[Stored records]
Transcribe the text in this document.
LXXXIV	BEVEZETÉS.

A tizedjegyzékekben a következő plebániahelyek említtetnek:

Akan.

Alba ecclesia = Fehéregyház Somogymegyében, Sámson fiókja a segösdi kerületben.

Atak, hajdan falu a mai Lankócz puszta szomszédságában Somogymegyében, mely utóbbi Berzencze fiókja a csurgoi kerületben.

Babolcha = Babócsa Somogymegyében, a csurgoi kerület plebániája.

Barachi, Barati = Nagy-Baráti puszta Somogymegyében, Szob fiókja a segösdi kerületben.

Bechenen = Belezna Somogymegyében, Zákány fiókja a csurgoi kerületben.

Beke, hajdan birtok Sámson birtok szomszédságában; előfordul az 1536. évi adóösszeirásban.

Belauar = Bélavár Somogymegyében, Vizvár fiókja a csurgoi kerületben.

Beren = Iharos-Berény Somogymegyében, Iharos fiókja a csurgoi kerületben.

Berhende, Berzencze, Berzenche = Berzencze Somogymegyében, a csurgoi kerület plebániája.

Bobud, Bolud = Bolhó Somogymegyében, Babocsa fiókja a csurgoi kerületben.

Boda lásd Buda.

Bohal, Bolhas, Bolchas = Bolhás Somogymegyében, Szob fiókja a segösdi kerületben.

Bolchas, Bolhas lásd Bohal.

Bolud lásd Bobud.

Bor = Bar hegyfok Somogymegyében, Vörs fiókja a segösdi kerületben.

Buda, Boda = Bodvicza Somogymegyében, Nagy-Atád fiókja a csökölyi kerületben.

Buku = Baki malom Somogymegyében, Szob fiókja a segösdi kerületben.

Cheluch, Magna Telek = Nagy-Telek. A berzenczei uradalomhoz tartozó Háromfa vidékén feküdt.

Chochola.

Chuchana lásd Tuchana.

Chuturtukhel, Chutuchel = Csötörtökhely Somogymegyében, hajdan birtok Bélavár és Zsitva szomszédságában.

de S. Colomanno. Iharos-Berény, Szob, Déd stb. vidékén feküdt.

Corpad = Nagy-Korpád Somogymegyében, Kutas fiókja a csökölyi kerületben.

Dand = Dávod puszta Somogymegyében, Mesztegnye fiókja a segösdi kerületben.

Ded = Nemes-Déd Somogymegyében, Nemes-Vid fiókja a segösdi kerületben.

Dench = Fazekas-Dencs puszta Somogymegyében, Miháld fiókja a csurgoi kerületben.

#### TASK TO COMPLETE
Gather each line from the listing above that holds "hajdan".

#### RESULT FOR THIS EXERCISE
Atak, hajdan falu a mai Lankócz puszta szomszédságában Somogymegyében, mely utóbbi Berzencze fiókja a csurgoi kerületben.
Beke, hajdan birtok Sámson birtok szomszédságában; előfordul az 1536. évi adóösszeirásban.
Chuturtukhel, Chutuchel = Csötörtökhely Somogymegyében, hajdan birtok Bélavár és Zsitva szomszédságában.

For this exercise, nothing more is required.